:: Extracted data ::
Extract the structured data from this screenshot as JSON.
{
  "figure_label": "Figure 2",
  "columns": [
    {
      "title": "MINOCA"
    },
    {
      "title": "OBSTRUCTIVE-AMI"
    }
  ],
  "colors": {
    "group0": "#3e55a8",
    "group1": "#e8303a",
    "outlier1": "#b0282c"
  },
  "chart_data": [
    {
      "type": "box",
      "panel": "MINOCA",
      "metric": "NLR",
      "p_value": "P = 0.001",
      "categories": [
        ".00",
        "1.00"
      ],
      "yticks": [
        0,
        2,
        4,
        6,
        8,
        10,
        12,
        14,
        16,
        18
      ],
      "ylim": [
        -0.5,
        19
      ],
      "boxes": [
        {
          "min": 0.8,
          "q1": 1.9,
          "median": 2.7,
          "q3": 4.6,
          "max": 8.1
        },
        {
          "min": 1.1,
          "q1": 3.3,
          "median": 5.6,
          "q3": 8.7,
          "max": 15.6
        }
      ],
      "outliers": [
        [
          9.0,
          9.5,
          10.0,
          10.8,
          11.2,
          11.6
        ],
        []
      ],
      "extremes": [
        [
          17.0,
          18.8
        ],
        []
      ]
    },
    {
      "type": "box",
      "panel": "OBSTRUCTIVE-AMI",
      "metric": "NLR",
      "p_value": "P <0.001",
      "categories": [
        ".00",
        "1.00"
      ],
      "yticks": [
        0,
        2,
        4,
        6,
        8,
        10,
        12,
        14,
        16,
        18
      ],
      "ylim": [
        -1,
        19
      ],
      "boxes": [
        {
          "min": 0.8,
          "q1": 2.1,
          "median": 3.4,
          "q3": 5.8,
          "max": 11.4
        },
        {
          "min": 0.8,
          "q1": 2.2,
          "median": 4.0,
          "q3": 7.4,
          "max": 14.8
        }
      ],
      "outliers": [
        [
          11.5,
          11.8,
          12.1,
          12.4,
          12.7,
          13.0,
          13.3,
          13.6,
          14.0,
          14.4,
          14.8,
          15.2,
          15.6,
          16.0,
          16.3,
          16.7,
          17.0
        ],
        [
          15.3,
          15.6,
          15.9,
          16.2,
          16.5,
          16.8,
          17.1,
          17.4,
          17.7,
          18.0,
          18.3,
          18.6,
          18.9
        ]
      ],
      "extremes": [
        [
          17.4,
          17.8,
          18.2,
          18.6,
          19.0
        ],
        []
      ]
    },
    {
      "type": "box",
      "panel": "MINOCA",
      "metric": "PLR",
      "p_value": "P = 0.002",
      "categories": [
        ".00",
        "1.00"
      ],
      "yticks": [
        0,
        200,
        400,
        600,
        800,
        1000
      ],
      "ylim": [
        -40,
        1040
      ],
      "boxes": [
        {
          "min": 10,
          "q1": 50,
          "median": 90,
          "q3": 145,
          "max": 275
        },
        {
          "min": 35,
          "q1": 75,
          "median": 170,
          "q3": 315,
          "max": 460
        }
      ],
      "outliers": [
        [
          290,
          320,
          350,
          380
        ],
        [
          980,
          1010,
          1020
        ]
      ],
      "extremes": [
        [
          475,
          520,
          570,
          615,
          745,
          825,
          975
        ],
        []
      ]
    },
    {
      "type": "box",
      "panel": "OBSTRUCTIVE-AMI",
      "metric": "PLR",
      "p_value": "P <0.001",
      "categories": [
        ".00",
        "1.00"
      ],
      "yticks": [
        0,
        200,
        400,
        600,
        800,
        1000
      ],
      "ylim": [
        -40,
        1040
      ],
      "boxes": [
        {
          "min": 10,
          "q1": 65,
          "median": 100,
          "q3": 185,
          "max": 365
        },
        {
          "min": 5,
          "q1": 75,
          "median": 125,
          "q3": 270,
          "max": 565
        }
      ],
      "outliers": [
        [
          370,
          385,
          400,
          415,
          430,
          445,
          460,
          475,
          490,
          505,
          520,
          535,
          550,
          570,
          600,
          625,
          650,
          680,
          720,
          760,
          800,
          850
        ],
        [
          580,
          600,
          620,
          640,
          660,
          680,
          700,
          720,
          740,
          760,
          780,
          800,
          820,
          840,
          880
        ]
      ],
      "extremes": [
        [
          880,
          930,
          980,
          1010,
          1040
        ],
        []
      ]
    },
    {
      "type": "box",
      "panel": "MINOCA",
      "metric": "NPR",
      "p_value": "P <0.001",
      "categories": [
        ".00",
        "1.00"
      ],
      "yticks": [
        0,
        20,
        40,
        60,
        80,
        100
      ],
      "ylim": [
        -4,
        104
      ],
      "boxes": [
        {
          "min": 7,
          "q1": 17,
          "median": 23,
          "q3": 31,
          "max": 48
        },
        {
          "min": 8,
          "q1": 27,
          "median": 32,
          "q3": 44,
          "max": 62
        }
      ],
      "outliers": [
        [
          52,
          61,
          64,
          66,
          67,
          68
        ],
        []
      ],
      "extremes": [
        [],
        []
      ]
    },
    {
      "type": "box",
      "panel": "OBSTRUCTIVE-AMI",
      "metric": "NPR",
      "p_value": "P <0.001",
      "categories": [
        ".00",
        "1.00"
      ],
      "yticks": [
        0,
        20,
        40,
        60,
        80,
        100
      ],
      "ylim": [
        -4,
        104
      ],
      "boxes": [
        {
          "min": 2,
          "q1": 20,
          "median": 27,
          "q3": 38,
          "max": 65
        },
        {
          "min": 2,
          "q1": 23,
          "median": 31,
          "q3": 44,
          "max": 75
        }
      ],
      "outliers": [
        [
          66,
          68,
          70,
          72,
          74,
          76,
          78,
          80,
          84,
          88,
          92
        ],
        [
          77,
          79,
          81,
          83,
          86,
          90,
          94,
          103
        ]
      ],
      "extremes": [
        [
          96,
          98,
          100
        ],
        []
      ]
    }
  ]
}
:::
• **Given problem**
List each line holding the string "median".

• **Task response**
          "median": 2.7,
          "median": 5.6,
          "median": 3.4,
          "median": 4.0,
          "median": 90,
          "median": 170,
          "median": 100,
          "median": 125,
          "median": 23,
          "median": 32,
          "median": 27,
          "median": 31,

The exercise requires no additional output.